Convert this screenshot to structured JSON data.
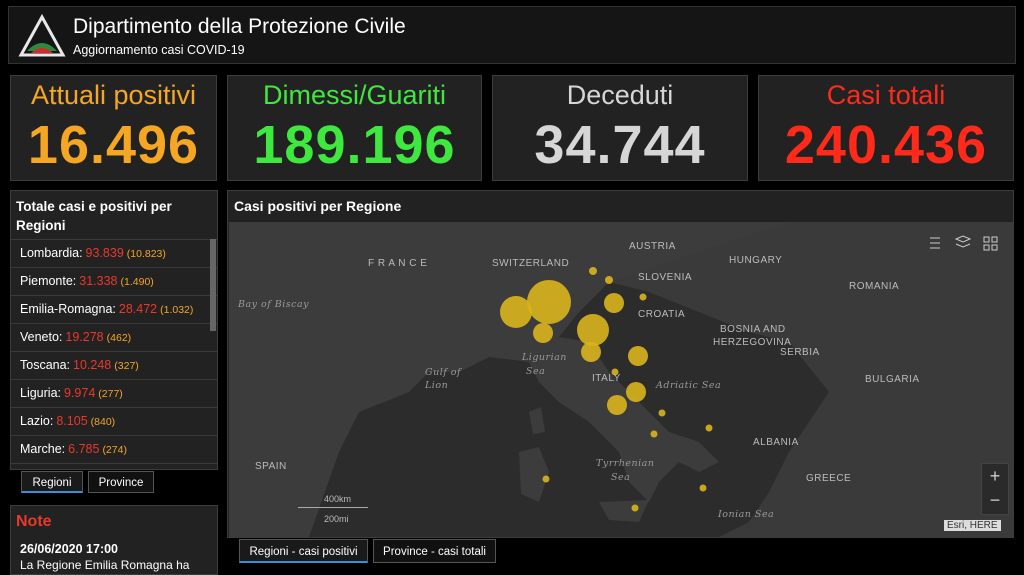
{
  "header": {
    "title": "Dipartimento della Protezione Civile",
    "subtitle": "Aggiornamento casi COVID-19"
  },
  "stats": [
    {
      "label": "Attuali positivi",
      "value": "16.496"
    },
    {
      "label": "Dimessi/Guariti",
      "value": "189.196"
    },
    {
      "label": "Deceduti",
      "value": "34.744"
    },
    {
      "label": "Casi totali",
      "value": "240.436"
    }
  ],
  "regions_panel": {
    "title": "Totale casi e positivi per Regioni",
    "rows": [
      {
        "name": "Lombardia:",
        "total": "93.839",
        "positive": "(10.823)"
      },
      {
        "name": "Piemonte:",
        "total": "31.338",
        "positive": "(1.490)"
      },
      {
        "name": "Emilia-Romagna:",
        "total": "28.472",
        "positive": "(1.032)"
      },
      {
        "name": "Veneto:",
        "total": "19.278",
        "positive": "(462)"
      },
      {
        "name": "Toscana:",
        "total": "10.248",
        "positive": "(327)"
      },
      {
        "name": "Liguria:",
        "total": "9.974",
        "positive": "(277)"
      },
      {
        "name": "Lazio:",
        "total": "8.105",
        "positive": "(840)"
      },
      {
        "name": "Marche:",
        "total": "6.785",
        "positive": "(274)"
      }
    ],
    "tabs": [
      "Regioni",
      "Province"
    ]
  },
  "note": {
    "title": "Note",
    "date": "26/06/2020 17:00",
    "text": "La Regione Emilia Romagna ha"
  },
  "map": {
    "title": "Casi positivi per Regione",
    "labels": [
      "F R A N C E",
      "SWITZERLAND",
      "AUSTRIA",
      "HUNGARY",
      "SLOVENIA",
      "CROATIA",
      "ROMANIA",
      "BOSNIA AND",
      "HERZEGOVINA",
      "SERBIA",
      "BULGARIA",
      "Bay of Biscay",
      "Gulf of",
      "Lion",
      "Ligurian",
      "Sea",
      "ITALY",
      "Adriatic Sea",
      "Tyrrhenian",
      "Sea",
      "SPAIN",
      "ALBANIA",
      "GREECE",
      "Ionian Sea"
    ],
    "scale": [
      "400km",
      "200mi"
    ],
    "attribution": "Esri, HERE",
    "zoom": [
      "+",
      "−"
    ],
    "tabs": [
      "Regioni - casi positivi",
      "Province - casi totali"
    ]
  }
}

.....

Given instruction:
Every line should be retyped exactly, with the pictures omitted.

Solved exercise:
Convert this screenshot to structured JSON data.
{
  "header": {
    "title": "Dipartimento della Protezione Civile",
    "subtitle": "Aggiornamento casi COVID-19"
  },
  "stats": [
    {
      "label": "Attuali positivi",
      "value": "16.496"
    },
    {
      "label": "Dimessi/Guariti",
      "value": "189.196"
    },
    {
      "label": "Deceduti",
      "value": "34.744"
    },
    {
      "label": "Casi totali",
      "value": "240.436"
    }
  ],
  "regions_panel": {
    "title": "Totale casi e positivi per Regioni",
    "rows": [
      {
        "name": "Lombardia:",
        "total": "93.839",
        "positive": "(10.823)"
      },
      {
        "name": "Piemonte:",
        "total": "31.338",
        "positive": "(1.490)"
      },
      {
        "name": "Emilia-Romagna:",
        "total": "28.472",
        "positive": "(1.032)"
      },
      {
        "name": "Veneto:",
        "total": "19.278",
        "positive": "(462)"
      },
      {
        "name": "Toscana:",
        "total": "10.248",
        "positive": "(327)"
      },
      {
        "name": "Liguria:",
        "total": "9.974",
        "positive": "(277)"
      },
      {
        "name": "Lazio:",
        "total": "8.105",
        "positive": "(840)"
      },
      {
        "name": "Marche:",
        "total": "6.785",
        "positive": "(274)"
      }
    ],
    "tabs": [
      "Regioni",
      "Province"
    ]
  },
  "note": {
    "title": "Note",
    "date": "26/06/2020 17:00",
    "text": "La Regione Emilia Romagna ha"
  },
  "map": {
    "title": "Casi positivi per Regione",
    "labels": [
      "F R A N C E",
      "SWITZERLAND",
      "AUSTRIA",
      "HUNGARY",
      "SLOVENIA",
      "CROATIA",
      "ROMANIA",
      "BOSNIA AND",
      "HERZEGOVINA",
      "SERBIA",
      "BULGARIA",
      "Bay of Biscay",
      "Gulf of",
      "Lion",
      "Ligurian",
      "Sea",
      "ITALY",
      "Adriatic Sea",
      "Tyrrhenian",
      "Sea",
      "SPAIN",
      "ALBANIA",
      "GREECE",
      "Ionian Sea"
    ],
    "scale": [
      "400km",
      "200mi"
    ],
    "attribution": "Esri, HERE",
    "zoom": [
      "+",
      "−"
    ],
    "tabs": [
      "Regioni - casi positivi",
      "Province - casi totali"
    ]
  }
}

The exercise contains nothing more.